─── Dataset content ───
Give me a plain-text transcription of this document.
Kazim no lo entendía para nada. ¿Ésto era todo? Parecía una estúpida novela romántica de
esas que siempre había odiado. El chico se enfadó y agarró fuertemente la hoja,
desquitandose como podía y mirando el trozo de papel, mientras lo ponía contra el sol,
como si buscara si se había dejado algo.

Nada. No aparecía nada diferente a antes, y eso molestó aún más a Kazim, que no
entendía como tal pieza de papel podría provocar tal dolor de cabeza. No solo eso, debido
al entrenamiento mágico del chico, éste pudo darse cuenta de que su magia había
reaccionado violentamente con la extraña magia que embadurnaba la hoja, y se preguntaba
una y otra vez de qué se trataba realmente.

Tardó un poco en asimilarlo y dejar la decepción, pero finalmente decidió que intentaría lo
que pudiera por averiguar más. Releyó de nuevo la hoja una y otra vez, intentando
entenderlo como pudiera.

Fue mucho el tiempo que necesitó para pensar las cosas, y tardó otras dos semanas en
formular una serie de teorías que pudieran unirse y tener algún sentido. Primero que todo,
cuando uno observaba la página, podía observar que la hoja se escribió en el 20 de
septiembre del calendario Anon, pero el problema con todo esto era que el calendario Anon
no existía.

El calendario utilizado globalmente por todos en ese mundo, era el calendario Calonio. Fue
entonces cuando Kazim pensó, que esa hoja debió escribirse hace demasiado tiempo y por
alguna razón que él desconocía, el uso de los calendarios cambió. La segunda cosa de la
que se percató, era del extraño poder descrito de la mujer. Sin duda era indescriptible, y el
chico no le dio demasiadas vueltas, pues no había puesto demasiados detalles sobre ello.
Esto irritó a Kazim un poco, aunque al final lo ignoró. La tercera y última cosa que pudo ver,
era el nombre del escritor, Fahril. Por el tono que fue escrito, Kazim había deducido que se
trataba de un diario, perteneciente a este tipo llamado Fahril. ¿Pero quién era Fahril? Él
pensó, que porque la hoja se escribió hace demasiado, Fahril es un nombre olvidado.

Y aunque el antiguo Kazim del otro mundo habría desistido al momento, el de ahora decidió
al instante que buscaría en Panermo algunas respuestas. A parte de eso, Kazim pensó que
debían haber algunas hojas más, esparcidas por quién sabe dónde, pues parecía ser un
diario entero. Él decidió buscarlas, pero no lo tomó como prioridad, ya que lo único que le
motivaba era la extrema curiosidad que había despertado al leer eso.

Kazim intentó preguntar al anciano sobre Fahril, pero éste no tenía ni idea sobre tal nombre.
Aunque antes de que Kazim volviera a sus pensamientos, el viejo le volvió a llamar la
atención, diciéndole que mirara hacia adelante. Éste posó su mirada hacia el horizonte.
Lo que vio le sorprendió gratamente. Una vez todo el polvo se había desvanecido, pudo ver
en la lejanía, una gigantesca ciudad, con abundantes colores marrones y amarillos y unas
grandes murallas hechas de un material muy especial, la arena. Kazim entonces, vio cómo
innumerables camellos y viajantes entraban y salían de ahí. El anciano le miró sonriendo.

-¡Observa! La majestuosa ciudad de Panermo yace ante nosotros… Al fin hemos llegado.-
───
* **Request**: Transcribe every entry verbatim.

* **Result below**:
Give me a plain-text transcription of this document.
Kazim no lo entendía para nada. ¿Ésto era todo? Parecía una estúpida novela romántica de
esas que siempre había odiado. El chico se enfadó y agarró fuertemente la hoja,
desquitandose como podía y mirando el trozo de papel, mientras lo ponía contra el sol,
como si buscara si se había dejado algo.

Nada. No aparecía nada diferente a antes, y eso molestó aún más a Kazim, que no
entendía como tal pieza de papel podría provocar tal dolor de cabeza. No solo eso, debido
al entrenamiento mágico del chico, éste pudo darse cuenta de que su magia había
reaccionado violentamente con la extraña magia que embadurnaba la hoja, y se preguntaba
una y otra vez de qué se trataba realmente.

Tardó un poco en asimilarlo y dejar la decepción, pero finalmente decidió que intentaría lo
que pudiera por averiguar más. Releyó de nuevo la hoja una y otra vez, intentando
entenderlo como pudiera.

Fue mucho el tiempo que necesitó para pensar las cosas, y tardó otras dos semanas en
formular una serie de teorías que pudieran unirse y tener algún sentido. Primero que todo,
cuando uno observaba la página, podía observar que la hoja se escribió en el 20 de
septiembre del calendario Anon, pero el problema con todo esto era que el calendario Anon
no existía.

El calendario utilizado globalmente por todos en ese mundo, era el calendario Calonio. Fue
entonces cuando Kazim pensó, que esa hoja debió escribirse hace demasiado tiempo y por
alguna razón que él desconocía, el uso de los calendarios cambió. La segunda cosa de la
que se percató, era del extraño poder descrito de la mujer. Sin duda era indescriptible, y el
chico no le dio demasiadas vueltas, pues no había puesto demasiados detalles sobre ello.
Esto irritó a Kazim un poco, aunque al final lo ignoró. La tercera y última cosa que pudo ver,
era el nombre del escritor, Fahril. Por el tono que fue escrito, Kazim había deducido que se
trataba de un diario, perteneciente a este tipo llamado Fahril. ¿Pero quién era Fahril? Él
pensó, que porque la hoja se escribió hace demasiado, Fahril es un nombre olvidado.

Y aunque el antiguo Kazim del otro mundo habría desistido al momento, el de ahora decidió
al instante que buscaría en Panermo algunas respuestas. A parte de eso, Kazim pensó que
debían haber algunas hojas más, esparcidas por quién sabe dónde, pues parecía ser un
diario entero. Él decidió buscarlas, pero no lo tomó como prioridad, ya que lo único que le
motivaba era la extrema curiosidad que había despertado al leer eso.

Kazim intentó preguntar al anciano sobre Fahril, pero éste no tenía ni idea sobre tal nombre.
Aunque antes de que Kazim volviera a sus pensamientos, el viejo le volvió a llamar la
atención, diciéndole que mirara hacia adelante. Éste posó su mirada hacia el horizonte.
Lo que vio le sorprendió gratamente. Una vez todo el polvo se había desvanecido, pudo ver
en la lejanía, una gigantesca ciudad, con abundantes colores marrones y amarillos y unas
grandes murallas hechas de un material muy especial, la arena. Kazim entonces, vio cómo
innumerables camellos y viajantes entraban y salían de ahí. El anciano le miró sonriendo.

-¡Observa! La majestuosa ciudad de Panermo yace ante nosotros… Al fin hemos llegado.-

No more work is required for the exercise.